[Dataset entries]
"""

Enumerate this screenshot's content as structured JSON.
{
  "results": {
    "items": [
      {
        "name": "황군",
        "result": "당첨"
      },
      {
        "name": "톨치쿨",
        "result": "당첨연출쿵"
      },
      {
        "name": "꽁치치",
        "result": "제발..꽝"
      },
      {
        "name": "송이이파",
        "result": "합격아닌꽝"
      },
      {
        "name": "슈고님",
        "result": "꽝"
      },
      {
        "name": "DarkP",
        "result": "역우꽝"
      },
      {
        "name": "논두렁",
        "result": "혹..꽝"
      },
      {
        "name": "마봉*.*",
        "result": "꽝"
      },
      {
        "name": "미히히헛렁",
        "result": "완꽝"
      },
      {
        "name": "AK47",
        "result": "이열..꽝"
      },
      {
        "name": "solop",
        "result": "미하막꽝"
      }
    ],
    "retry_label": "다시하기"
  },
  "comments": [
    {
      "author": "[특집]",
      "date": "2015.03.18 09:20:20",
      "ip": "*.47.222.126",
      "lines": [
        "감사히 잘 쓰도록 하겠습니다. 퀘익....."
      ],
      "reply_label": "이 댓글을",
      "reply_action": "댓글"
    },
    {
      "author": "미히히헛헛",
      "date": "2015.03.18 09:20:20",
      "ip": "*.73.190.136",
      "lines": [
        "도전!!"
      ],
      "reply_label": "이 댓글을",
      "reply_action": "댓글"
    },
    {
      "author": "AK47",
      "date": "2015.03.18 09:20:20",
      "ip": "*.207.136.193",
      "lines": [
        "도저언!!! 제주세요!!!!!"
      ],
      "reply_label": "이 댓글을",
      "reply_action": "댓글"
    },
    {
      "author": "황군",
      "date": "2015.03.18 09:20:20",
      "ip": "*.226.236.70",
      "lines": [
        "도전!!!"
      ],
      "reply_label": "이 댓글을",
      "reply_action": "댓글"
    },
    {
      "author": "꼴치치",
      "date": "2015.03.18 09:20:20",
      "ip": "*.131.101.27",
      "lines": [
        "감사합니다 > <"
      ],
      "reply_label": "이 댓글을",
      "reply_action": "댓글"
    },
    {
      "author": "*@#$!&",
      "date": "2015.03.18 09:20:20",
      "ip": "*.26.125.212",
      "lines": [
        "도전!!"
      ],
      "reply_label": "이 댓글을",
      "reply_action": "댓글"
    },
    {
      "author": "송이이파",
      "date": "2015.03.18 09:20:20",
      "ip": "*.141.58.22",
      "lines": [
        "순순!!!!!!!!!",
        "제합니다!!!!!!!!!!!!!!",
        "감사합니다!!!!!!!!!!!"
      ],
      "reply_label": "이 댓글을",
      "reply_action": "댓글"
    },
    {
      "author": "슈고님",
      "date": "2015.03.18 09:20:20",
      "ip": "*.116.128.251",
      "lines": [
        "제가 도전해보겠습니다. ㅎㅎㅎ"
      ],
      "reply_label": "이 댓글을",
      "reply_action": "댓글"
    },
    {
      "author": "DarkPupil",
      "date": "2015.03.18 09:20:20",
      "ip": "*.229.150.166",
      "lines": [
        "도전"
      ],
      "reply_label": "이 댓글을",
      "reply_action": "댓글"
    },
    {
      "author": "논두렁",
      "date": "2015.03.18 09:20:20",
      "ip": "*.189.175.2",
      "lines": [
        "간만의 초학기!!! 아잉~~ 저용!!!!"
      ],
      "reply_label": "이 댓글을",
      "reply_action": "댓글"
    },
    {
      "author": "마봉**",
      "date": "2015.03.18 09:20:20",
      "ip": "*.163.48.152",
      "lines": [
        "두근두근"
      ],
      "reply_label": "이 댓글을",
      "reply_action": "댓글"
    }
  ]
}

"""

**SET PROBLEM:**
Quote each line of the data above exactly as written.

**OUTPUT OF THE EXERCISE:**
Enumerate this screenshot's content as structured JSON.
{
  "results": {
    "items": [
      {
        "name": "황군",
        "result": "당첨"
      },
      {
        "name": "톨치쿨",
        "result": "당첨연출쿵"
      },
      {
        "name": "꽁치치",
        "result": "제발..꽝"
      },
      {
        "name": "송이이파",
        "result": "합격아닌꽝"
      },
      {
        "name": "슈고님",
        "result": "꽝"
      },
      {
        "name": "DarkP",
        "result": "역우꽝"
      },
      {
        "name": "논두렁",
        "result": "혹..꽝"
      },
      {
        "name": "마봉*.*",
        "result": "꽝"
      },
      {
        "name": "미히히헛렁",
        "result": "완꽝"
      },
      {
        "name": "AK47",
        "result": "이열..꽝"
      },
      {
        "name": "solop",
        "result": "미하막꽝"
      }
    ],
    "retry_label": "다시하기"
  },
  "comments": [
    {
      "author": "[특집]",
      "date": "2015.03.18 09:20:20",
      "ip": "*.47.222.126",
      "lines": [
        "감사히 잘 쓰도록 하겠습니다. 퀘익....."
      ],
      "reply_label": "이 댓글을",
      "reply_action": "댓글"
    },
    {
      "author": "미히히헛헛",
      "date": "2015.03.18 09:20:20",
      "ip": "*.73.190.136",
      "lines": [
        "도전!!"
      ],
      "reply_label": "이 댓글을",
      "reply_action": "댓글"
    },
    {
      "author": "AK47",
      "date": "2015.03.18 09:20:20",
      "ip": "*.207.136.193",
      "lines": [
        "도저언!!! 제주세요!!!!!"
      ],
      "reply_label": "이 댓글을",
      "reply_action": "댓글"
    },
    {
      "author": "황군",
      "date": "2015.03.18 09:20:20",
      "ip": "*.226.236.70",
      "lines": [
        "도전!!!"
      ],
      "reply_label": "이 댓글을",
      "reply_action": "댓글"
    },
    {
      "author": "꼴치치",
      "date": "2015.03.18 09:20:20",
      "ip": "*.131.101.27",
      "lines": [
        "감사합니다 > <"
      ],
      "reply_label": "이 댓글을",
      "reply_action": "댓글"
    },
    {
      "author": "*@#$!&",
      "date": "2015.03.18 09:20:20",
      "ip": "*.26.125.212",
      "lines": [
        "도전!!"
      ],
      "reply_label": "이 댓글을",
      "reply_action": "댓글"
    },
    {
      "author": "송이이파",
      "date": "2015.03.18 09:20:20",
      "ip": "*.141.58.22",
      "lines": [
        "순순!!!!!!!!!",
        "제합니다!!!!!!!!!!!!!!",
        "감사합니다!!!!!!!!!!!"
      ],
      "reply_label": "이 댓글을",
      "reply_action": "댓글"
    },
    {
      "author": "슈고님",
      "date": "2015.03.18 09:20:20",
      "ip": "*.116.128.251",
      "lines": [
        "제가 도전해보겠습니다. ㅎㅎㅎ"
      ],
      "reply_label": "이 댓글을",
      "reply_action": "댓글"
    },
    {
      "author": "DarkPupil",
      "date": "2015.03.18 09:20:20",
      "ip": "*.229.150.166",
      "lines": [
        "도전"
      ],
      "reply_label": "이 댓글을",
      "reply_action": "댓글"
    },
    {
      "author": "논두렁",
      "date": "2015.03.18 09:20:20",
      "ip": "*.189.175.2",
      "lines": [
        "간만의 초학기!!! 아잉~~ 저용!!!!"
      ],
      "reply_label": "이 댓글을",
      "reply_action": "댓글"
    },
    {
      "author": "마봉**",
      "date": "2015.03.18 09:20:20",
      "ip": "*.163.48.152",
      "lines": [
        "두근두근"
      ],
      "reply_label": "이 댓글을",
      "reply_action": "댓글"
    }
  ]
}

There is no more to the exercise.